__REQUEST__
Give only the number of lines in these records that contain the word "nous".

--- Begin RECORDS SHOWN ---

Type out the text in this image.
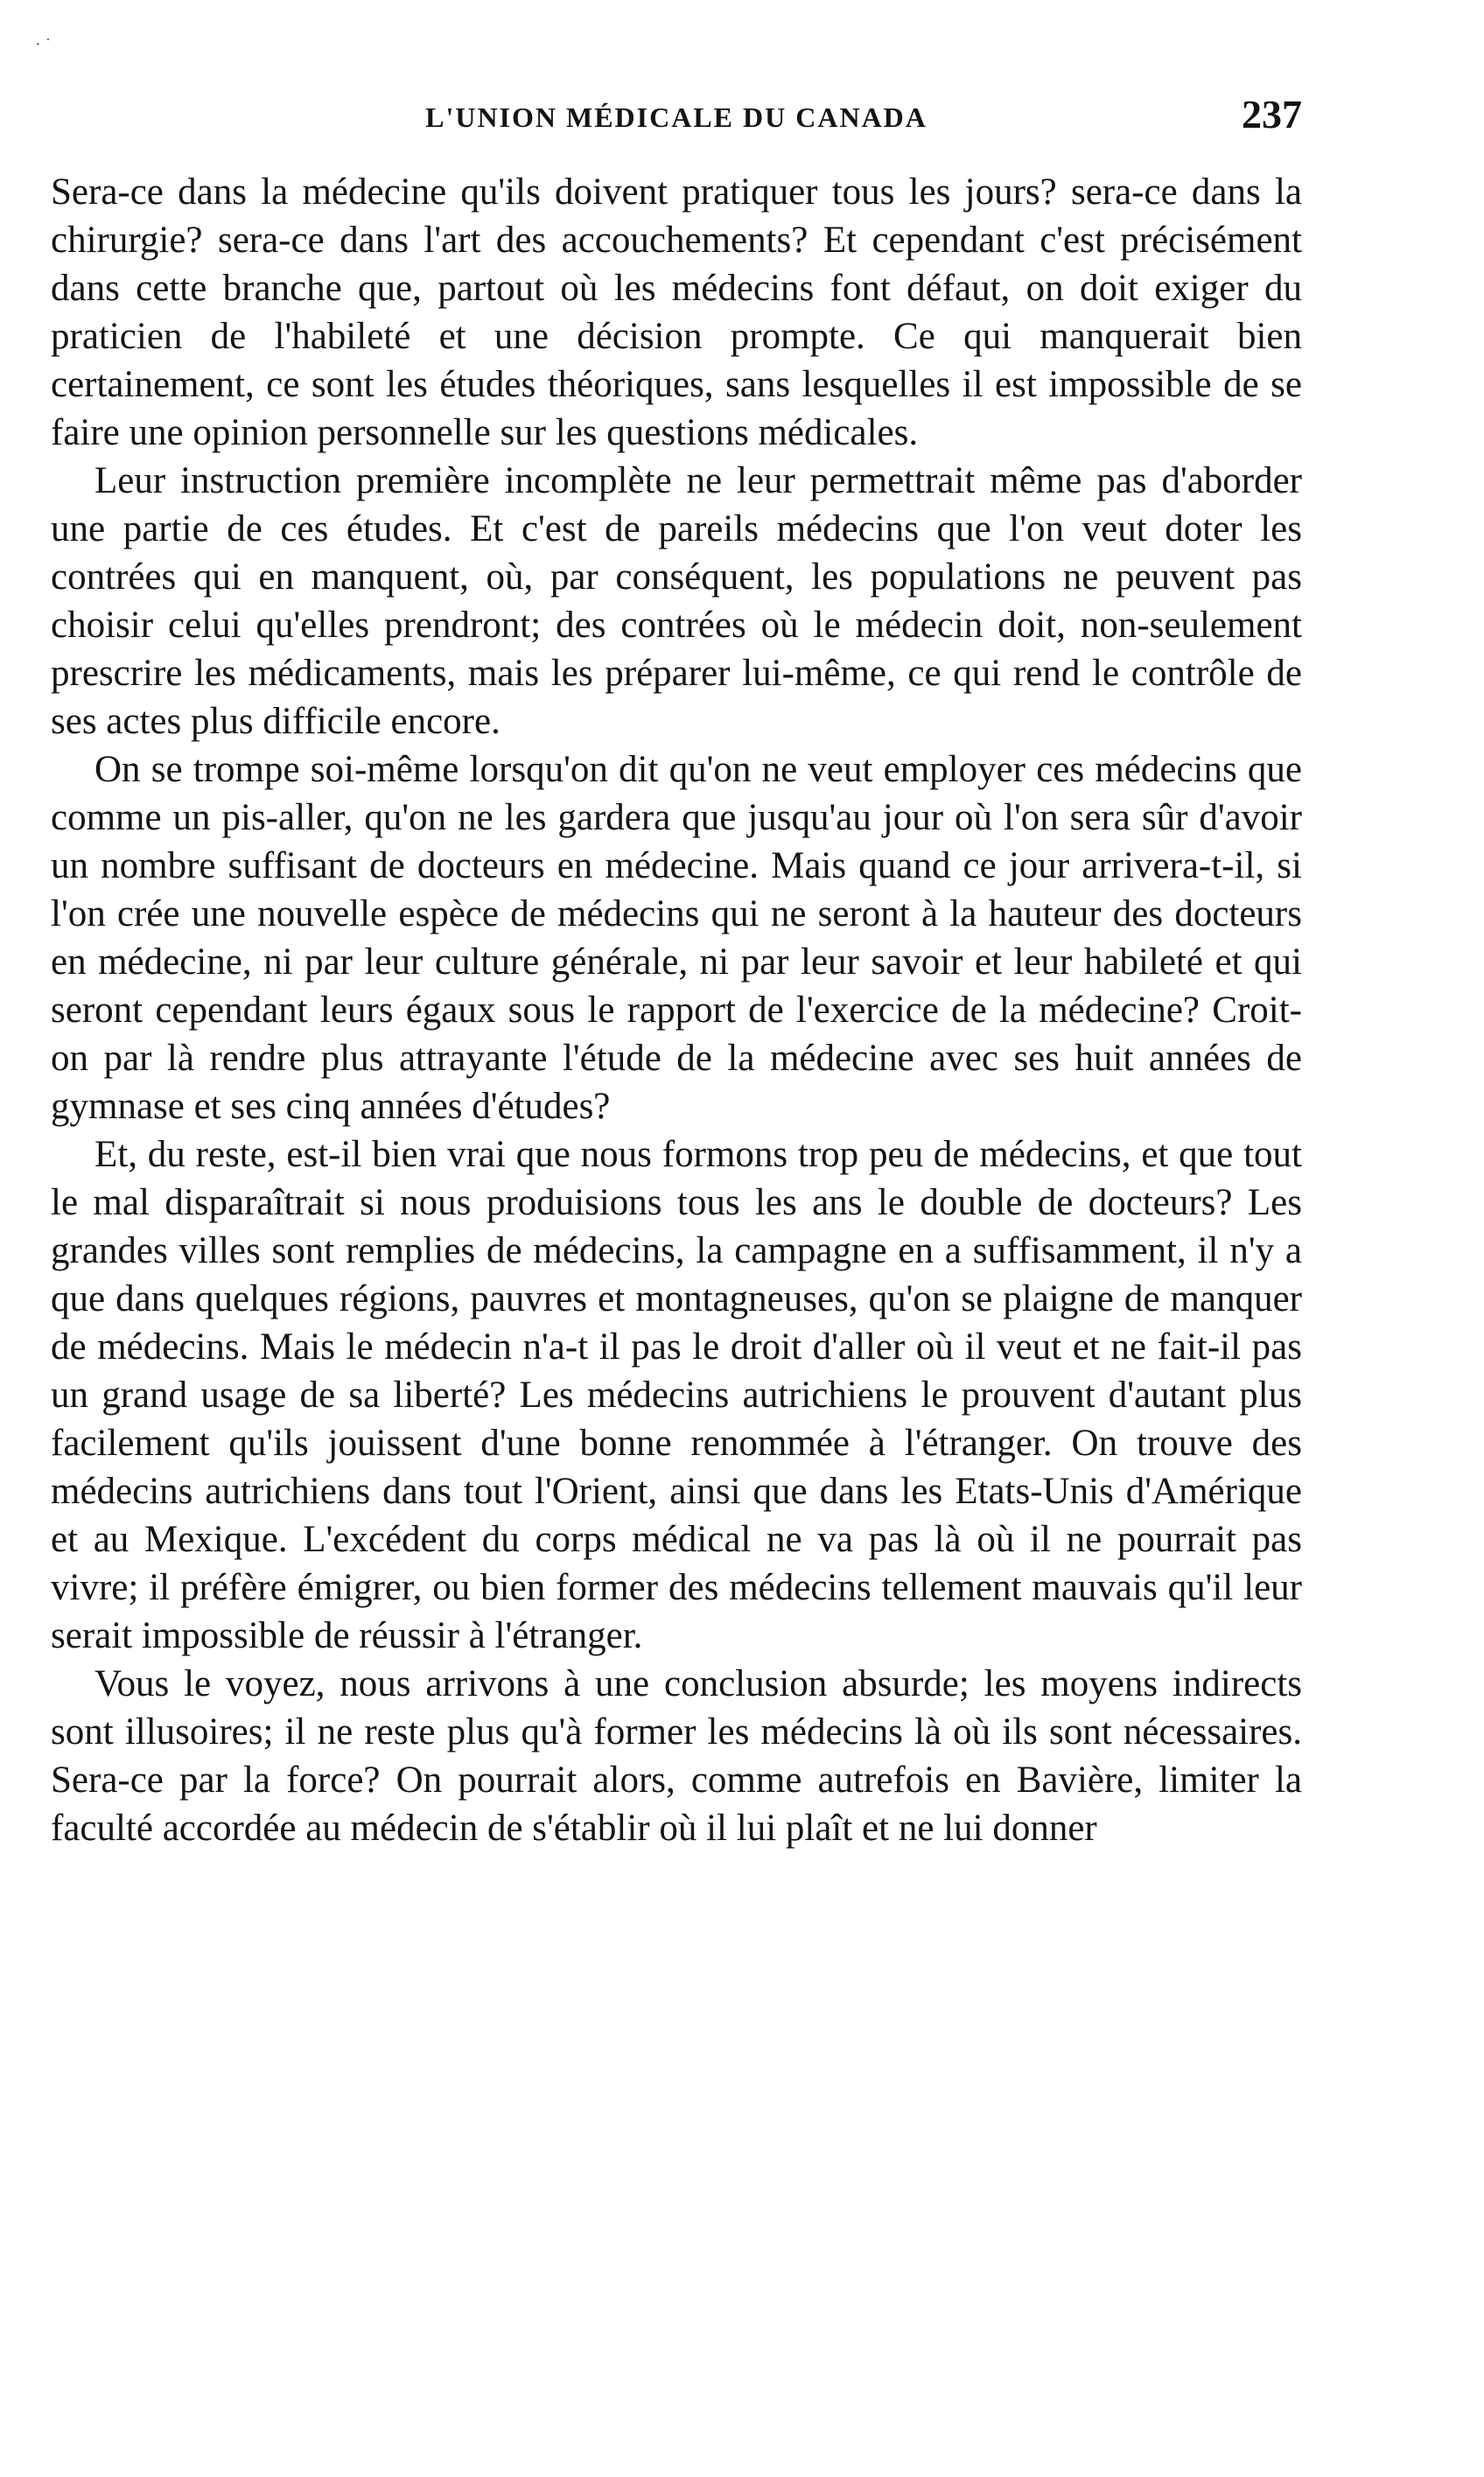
· ˙
L'UNION MÉDICALE DU CANADA	237

Sera-ce dans la médecine qu'ils doivent pratiquer tous les jours? sera-ce dans la chirurgie? sera-ce dans l'art des accouchements? Et cependant c'est précisément dans cette branche que, partout où les médecins font défaut, on doit exiger du praticien de l'habileté et une décision prompte. Ce qui manquerait bien certainement, ce sont les études théoriques, sans lesquelles il est impossible de se faire une opinion personnelle sur les questions médicales.

Leur instruction première incomplète ne leur permettrait même pas d'aborder une partie de ces études. Et c'est de pareils médecins que l'on veut doter les contrées qui en manquent, où, par conséquent, les populations ne peuvent pas choisir celui qu'elles prendront; des contrées où le médecin doit, non-seulement prescrire les médicaments, mais les préparer lui-même, ce qui rend le contrôle de ses actes plus difficile encore.

On se trompe soi-même lorsqu'on dit qu'on ne veut employer ces médecins que comme un pis-aller, qu'on ne les gardera que jusqu'au jour où l'on sera sûr d'avoir un nombre suffisant de docteurs en médecine. Mais quand ce jour arrivera-t-il, si l'on crée une nouvelle espèce de médecins qui ne seront à la hauteur des docteurs en médecine, ni par leur culture générale, ni par leur savoir et leur habileté et qui seront cependant leurs égaux sous le rapport de l'exercice de la médecine? Croit-on par là rendre plus attrayante l'étude de la médecine avec ses huit années de gymnase et ses cinq années d'études?

Et, du reste, est-il bien vrai que nous formons trop peu de médecins, et que tout le mal disparaîtrait si nous produisions tous les ans le double de docteurs? Les grandes villes sont remplies de médecins, la campagne en a suffisamment, il n'y a que dans quelques régions, pauvres et montagneuses, qu'on se plaigne de manquer de médecins. Mais le médecin n'a-t il pas le droit d'aller où il veut et ne fait-il pas un grand usage de sa liberté? Les médecins autrichiens le prouvent d'autant plus facilement qu'ils jouissent d'une bonne renommée à l'étranger. On trouve des médecins autrichiens dans tout l'Orient, ainsi que dans les Etats-Unis d'Amérique et au Mexique. L'excédent du corps médical ne va pas là où il ne pourrait pas vivre; il préfère émigrer, ou bien former des médecins tellement mauvais qu'il leur serait impossible de réussir à l'étranger.

Vous le voyez, nous arrivons à une conclusion absurde; les moyens indirects sont illusoires; il ne reste plus qu'à former les médecins là où ils sont nécessaires. Sera-ce par la force? On pourrait alors, comme autrefois en Bavière, limiter la faculté accordée au médecin de s'établir où il lui plaît et ne lui donner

--- End RECORDS SHOWN ---

__TASK RESULT__
2